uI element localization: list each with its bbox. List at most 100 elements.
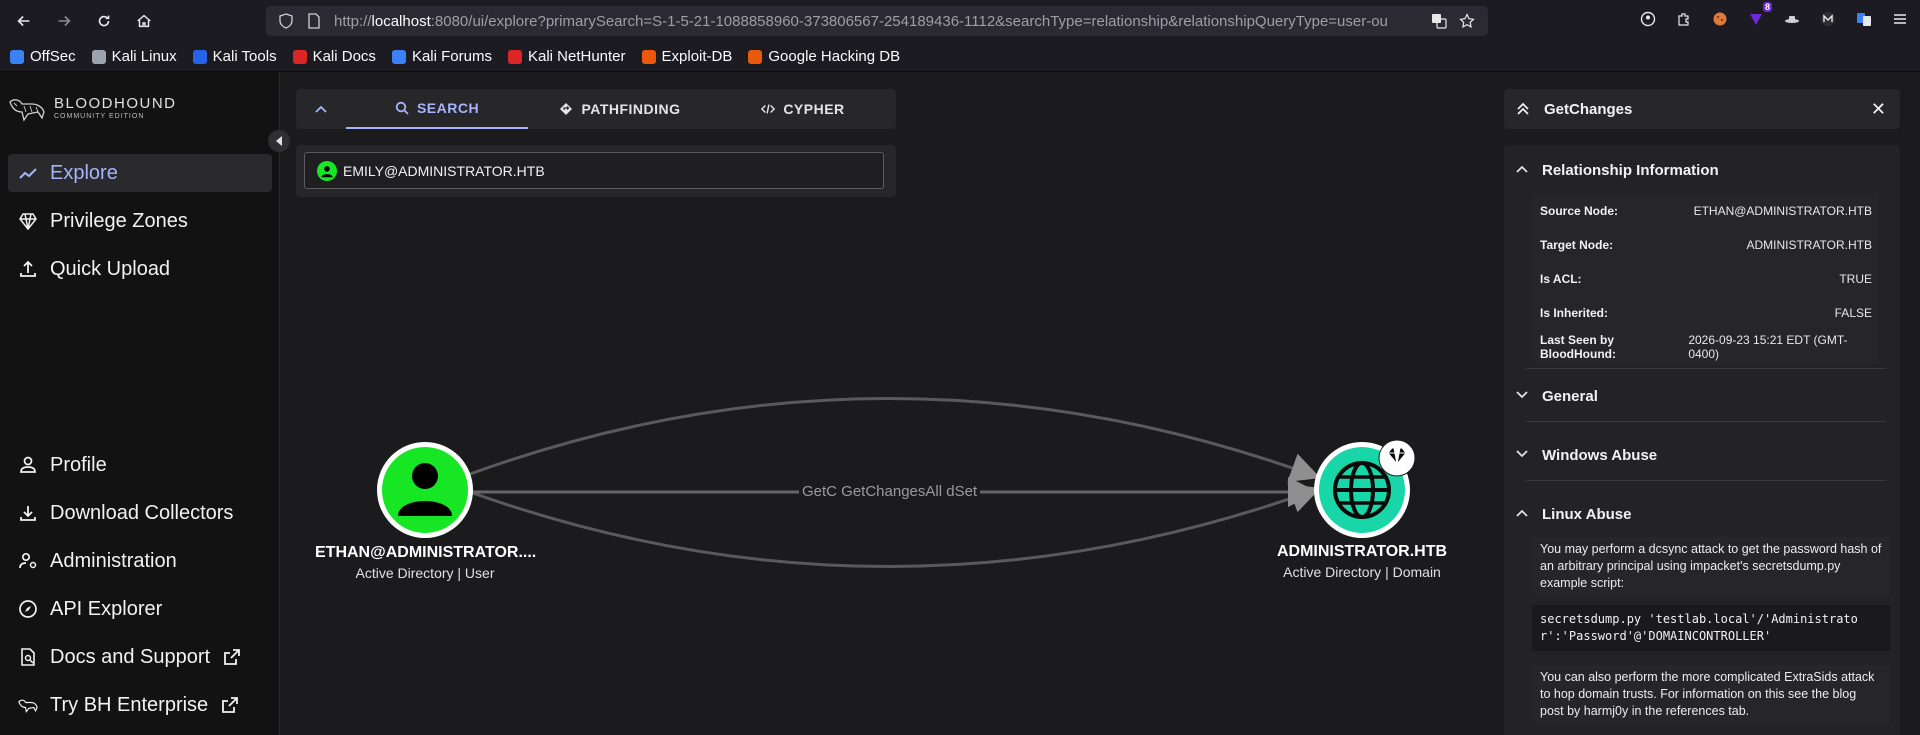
- brand-edition: COMMUNITY EDITION: [54, 113, 145, 120]
- prop-key: Is ACL:: [1540, 272, 1582, 286]
- reload-icon[interactable]: [86, 5, 122, 37]
- nav-profile[interactable]: Profile: [8, 446, 272, 484]
- edge-info-header: GetChanges ✕: [1504, 89, 1900, 129]
- chevron-up-icon: [315, 105, 327, 113]
- section-linux-abuse[interactable]: Linux Abuse: [1516, 500, 1888, 528]
- nav-docs-support[interactable]: Docs and Support: [8, 638, 272, 676]
- nav-quick-upload[interactable]: Quick Upload: [8, 250, 272, 288]
- nav-administration[interactable]: Administration: [8, 542, 272, 580]
- bookmark-item[interactable]: Kali NetHunter: [507, 48, 626, 65]
- translate-extension-icon[interactable]: [1854, 8, 1874, 30]
- code-icon: [761, 104, 776, 114]
- nav-api-explorer[interactable]: API Explorer: [8, 590, 272, 628]
- shield-icon: [279, 13, 293, 29]
- prop-value: ETHAN@ADMINISTRATOR.HTB: [1693, 204, 1872, 218]
- bloodhound-app: BLOODHOUND COMMUNITY EDITION Explore Pri…: [0, 72, 1920, 735]
- nav-privilege-zones-label: Privilege Zones: [50, 209, 188, 232]
- badge-extension-icon[interactable]: 8: [1746, 2, 1772, 30]
- edge-curve-bottom[interactable]: [469, 483, 1321, 568]
- nav-download-collectors[interactable]: Download Collectors: [8, 494, 272, 532]
- section-linux-label: Linux Abuse: [1542, 505, 1632, 523]
- bookmark-item[interactable]: Kali Tools: [192, 48, 277, 65]
- nav-profile-label: Profile: [50, 453, 107, 476]
- explore-search-tabs: SEARCH PATHFINDING CYPHER: [296, 89, 896, 129]
- bookmark-item[interactable]: Google Hacking DB: [748, 48, 900, 65]
- collapse-sidebar-button[interactable]: [268, 130, 290, 152]
- m-extension-icon[interactable]: [1818, 8, 1838, 30]
- bookmark-favicon-icon: [748, 49, 763, 64]
- back-icon[interactable]: [6, 5, 42, 37]
- extensions-icon[interactable]: [1674, 8, 1694, 30]
- prop-target-node: Target Node: ADMINISTRATOR.HTB: [1532, 228, 1878, 262]
- prop-key: Target Node:: [1540, 238, 1614, 252]
- source-node-kind: Active Directory | User: [355, 565, 495, 581]
- prop-value: 2026-09-23 15:21 EDT (GMT-0400): [1688, 333, 1848, 361]
- search-input-card: EMILY@ADMINISTRATOR.HTB: [296, 145, 896, 197]
- forward-icon[interactable]: [46, 5, 82, 37]
- collapse-search-button[interactable]: [296, 89, 346, 129]
- translate-icon[interactable]: [1432, 12, 1454, 30]
- nav-quick-upload-label: Quick Upload: [50, 257, 171, 280]
- target-node-kind: Active Directory | Domain: [1283, 564, 1441, 580]
- bookmark-item[interactable]: OffSec: [10, 48, 76, 65]
- close-icon[interactable]: ✕: [1871, 99, 1886, 120]
- bookmark-favicon-icon: [391, 49, 406, 64]
- edge-label[interactable]: GetC GetChangesAll dSet: [799, 483, 981, 500]
- divider: [1526, 368, 1886, 369]
- compass-icon: [19, 600, 37, 618]
- page-icon: [308, 13, 320, 29]
- chevron-down-icon: [1516, 389, 1530, 403]
- source-node-label: ETHAN@ADMINISTRATOR.... Active Directory…: [315, 544, 536, 581]
- url-host: localhost: [371, 12, 431, 30]
- collapse-all-icon[interactable]: [1516, 102, 1530, 116]
- bookmark-item[interactable]: Kali Docs: [292, 48, 376, 65]
- hound-logo-icon: [9, 99, 45, 122]
- section-windows-abuse[interactable]: Windows Abuse: [1516, 441, 1888, 469]
- tab-cypher[interactable]: CYPHER: [712, 89, 894, 129]
- bookmark-label: Kali Forums: [411, 48, 492, 65]
- bookmark-favicon-icon: [91, 49, 106, 64]
- nav-try-enterprise-label: Try BH Enterprise: [50, 693, 209, 716]
- menu-icon[interactable]: [1890, 8, 1910, 30]
- node-target-domain[interactable]: [1314, 439, 1416, 538]
- tab-search[interactable]: SEARCH: [346, 89, 528, 129]
- section-relationship-info[interactable]: Relationship Information: [1516, 156, 1888, 184]
- tab-cypher-label: CYPHER: [783, 101, 845, 117]
- linux-abuse-code[interactable]: secretsdump.py 'testlab.local'/'Administ…: [1532, 605, 1890, 651]
- hat-icon[interactable]: [1782, 8, 1802, 30]
- bookmark-item[interactable]: Kali Linux: [91, 48, 177, 65]
- search-input-value: EMILY@ADMINISTRATOR.HTB: [343, 162, 545, 179]
- node-source-user[interactable]: [377, 442, 473, 538]
- prop-key: Source Node:: [1540, 204, 1619, 218]
- nav-download-collectors-label: Download Collectors: [50, 501, 234, 524]
- home-icon[interactable]: [126, 5, 162, 37]
- linux-abuse-extrasids: You can also perform the more complicate…: [1532, 665, 1890, 724]
- star-icon[interactable]: [1459, 12, 1482, 30]
- bookmark-label: Google Hacking DB: [768, 48, 901, 65]
- nav-try-enterprise[interactable]: Try BH Enterprise: [8, 686, 272, 724]
- bookmark-item[interactable]: Exploit-DB: [641, 48, 732, 65]
- edge-curve-top[interactable]: [469, 397, 1321, 482]
- bloodhound-logo[interactable]: BLOODHOUND COMMUNITY EDITION: [8, 94, 177, 122]
- download-icon: [20, 506, 36, 521]
- search-input[interactable]: EMILY@ADMINISTRATOR.HTB: [304, 152, 884, 189]
- account-icon[interactable]: [1638, 8, 1658, 30]
- upload-icon: [20, 260, 36, 277]
- target-node-name: ADMINISTRATOR.HTB: [1276, 543, 1448, 560]
- prop-key: Last Seen by BloodHound:: [1540, 333, 1616, 361]
- section-general[interactable]: General: [1516, 382, 1888, 410]
- nav-administration-label: Administration: [50, 549, 177, 572]
- bookmark-favicon-icon: [641, 49, 656, 64]
- bookmark-label: Kali Tools: [212, 48, 277, 65]
- nav-privilege-zones[interactable]: Privilege Zones: [8, 202, 272, 240]
- nav-explore[interactable]: Explore: [8, 154, 272, 192]
- sidebar: BLOODHOUND COMMUNITY EDITION Explore Pri…: [0, 72, 280, 735]
- prop-value: TRUE: [1839, 272, 1872, 286]
- bookmark-item[interactable]: Kali Forums: [391, 48, 492, 65]
- tab-pathfinding[interactable]: PATHFINDING: [528, 89, 712, 129]
- url-bar[interactable]: http://localhost:8080/ui/explore?primary…: [266, 6, 1488, 36]
- target-node-label: ADMINISTRATOR.HTB Active Directory | Dom…: [1252, 543, 1472, 580]
- cookie-icon[interactable]: [1710, 8, 1730, 30]
- bookmark-favicon-icon: [292, 49, 307, 64]
- prop-key: Is Inherited:: [1540, 306, 1609, 320]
====
--- Aim of the task ---
Gather every line in the items above that contains the string "profile". Case matters.

--- Task response ---
- nav-profile[interactable]: Profile: [8, 446, 272, 484]
- nav-profile-label: Profile: [50, 453, 107, 476]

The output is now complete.